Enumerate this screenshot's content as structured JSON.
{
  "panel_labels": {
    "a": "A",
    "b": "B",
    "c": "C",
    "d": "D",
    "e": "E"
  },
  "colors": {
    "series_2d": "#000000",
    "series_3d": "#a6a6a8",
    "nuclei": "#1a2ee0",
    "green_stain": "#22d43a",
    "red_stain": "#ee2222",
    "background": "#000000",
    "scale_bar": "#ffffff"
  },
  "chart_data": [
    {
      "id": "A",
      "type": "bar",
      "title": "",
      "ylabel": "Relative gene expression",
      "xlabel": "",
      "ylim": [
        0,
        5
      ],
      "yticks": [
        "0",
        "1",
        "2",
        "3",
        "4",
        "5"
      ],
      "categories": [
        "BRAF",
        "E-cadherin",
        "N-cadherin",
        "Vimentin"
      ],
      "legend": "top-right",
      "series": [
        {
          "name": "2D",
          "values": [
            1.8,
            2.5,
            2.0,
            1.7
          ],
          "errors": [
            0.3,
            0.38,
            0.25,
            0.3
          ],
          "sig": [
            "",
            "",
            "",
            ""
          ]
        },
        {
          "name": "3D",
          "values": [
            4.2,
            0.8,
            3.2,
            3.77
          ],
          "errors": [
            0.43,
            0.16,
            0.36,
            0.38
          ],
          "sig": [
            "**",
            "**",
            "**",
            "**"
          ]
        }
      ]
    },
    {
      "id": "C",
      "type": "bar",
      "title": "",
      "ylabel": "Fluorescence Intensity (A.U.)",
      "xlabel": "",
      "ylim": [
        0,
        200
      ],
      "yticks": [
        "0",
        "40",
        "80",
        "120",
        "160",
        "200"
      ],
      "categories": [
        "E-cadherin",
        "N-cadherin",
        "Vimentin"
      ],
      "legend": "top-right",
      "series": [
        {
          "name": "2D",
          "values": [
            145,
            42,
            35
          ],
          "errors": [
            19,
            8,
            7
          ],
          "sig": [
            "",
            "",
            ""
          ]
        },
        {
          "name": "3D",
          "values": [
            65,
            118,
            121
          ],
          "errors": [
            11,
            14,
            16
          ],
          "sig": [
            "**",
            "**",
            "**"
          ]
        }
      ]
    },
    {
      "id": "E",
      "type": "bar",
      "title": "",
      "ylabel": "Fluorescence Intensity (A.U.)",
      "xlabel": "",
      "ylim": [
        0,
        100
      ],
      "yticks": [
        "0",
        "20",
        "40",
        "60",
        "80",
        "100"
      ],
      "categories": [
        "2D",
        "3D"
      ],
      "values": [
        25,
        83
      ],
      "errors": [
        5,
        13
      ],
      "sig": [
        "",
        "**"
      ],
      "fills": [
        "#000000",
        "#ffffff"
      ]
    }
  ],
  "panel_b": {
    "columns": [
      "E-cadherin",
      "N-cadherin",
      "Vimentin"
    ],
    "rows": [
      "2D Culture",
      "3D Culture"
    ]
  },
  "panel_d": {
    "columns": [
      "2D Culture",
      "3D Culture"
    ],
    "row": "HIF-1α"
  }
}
━━━
A complete and exact repetition of the entries is required.

• _TASK RESPONSE_
Enumerate this screenshot's content as structured JSON.
{
  "panel_labels": {
    "a": "A",
    "b": "B",
    "c": "C",
    "d": "D",
    "e": "E"
  },
  "colors": {
    "series_2d": "#000000",
    "series_3d": "#a6a6a8",
    "nuclei": "#1a2ee0",
    "green_stain": "#22d43a",
    "red_stain": "#ee2222",
    "background": "#000000",
    "scale_bar": "#ffffff"
  },
  "chart_data": [
    {
      "id": "A",
      "type": "bar",
      "title": "",
      "ylabel": "Relative gene expression",
      "xlabel": "",
      "ylim": [
        0,
        5
      ],
      "yticks": [
        "0",
        "1",
        "2",
        "3",
        "4",
        "5"
      ],
      "categories": [
        "BRAF",
        "E-cadherin",
        "N-cadherin",
        "Vimentin"
      ],
      "legend": "top-right",
      "series": [
        {
          "name": "2D",
          "values": [
            1.8,
            2.5,
            2.0,
            1.7
          ],
          "errors": [
            0.3,
            0.38,
            0.25,
            0.3
          ],
          "sig": [
            "",
            "",
            "",
            ""
          ]
        },
        {
          "name": "3D",
          "values": [
            4.2,
            0.8,
            3.2,
            3.77
          ],
          "errors": [
            0.43,
            0.16,
            0.36,
            0.38
          ],
          "sig": [
            "**",
            "**",
            "**",
            "**"
          ]
        }
      ]
    },
    {
      "id": "C",
      "type": "bar",
      "title": "",
      "ylabel": "Fluorescence Intensity (A.U.)",
      "xlabel": "",
      "ylim": [
        0,
        200
      ],
      "yticks": [
        "0",
        "40",
        "80",
        "120",
        "160",
        "200"
      ],
      "categories": [
        "E-cadherin",
        "N-cadherin",
        "Vimentin"
      ],
      "legend": "top-right",
      "series": [
        {
          "name": "2D",
          "values": [
            145,
            42,
            35
          ],
          "errors": [
            19,
            8,
            7
          ],
          "sig": [
            "",
            "",
            ""
          ]
        },
        {
          "name": "3D",
          "values": [
            65,
            118,
            121
          ],
          "errors": [
            11,
            14,
            16
          ],
          "sig": [
            "**",
            "**",
            "**"
          ]
        }
      ]
    },
    {
      "id": "E",
      "type": "bar",
      "title": "",
      "ylabel": "Fluorescence Intensity (A.U.)",
      "xlabel": "",
      "ylim": [
        0,
        100
      ],
      "yticks": [
        "0",
        "20",
        "40",
        "60",
        "80",
        "100"
      ],
      "categories": [
        "2D",
        "3D"
      ],
      "values": [
        25,
        83
      ],
      "errors": [
        5,
        13
      ],
      "sig": [
        "",
        "**"
      ],
      "fills": [
        "#000000",
        "#ffffff"
      ]
    }
  ],
  "panel_b": {
    "columns": [
      "E-cadherin",
      "N-cadherin",
      "Vimentin"
    ],
    "rows": [
      "2D Culture",
      "3D Culture"
    ]
  },
  "panel_d": {
    "columns": [
      "2D Culture",
      "3D Culture"
    ],
    "row": "HIF-1α"
  }
}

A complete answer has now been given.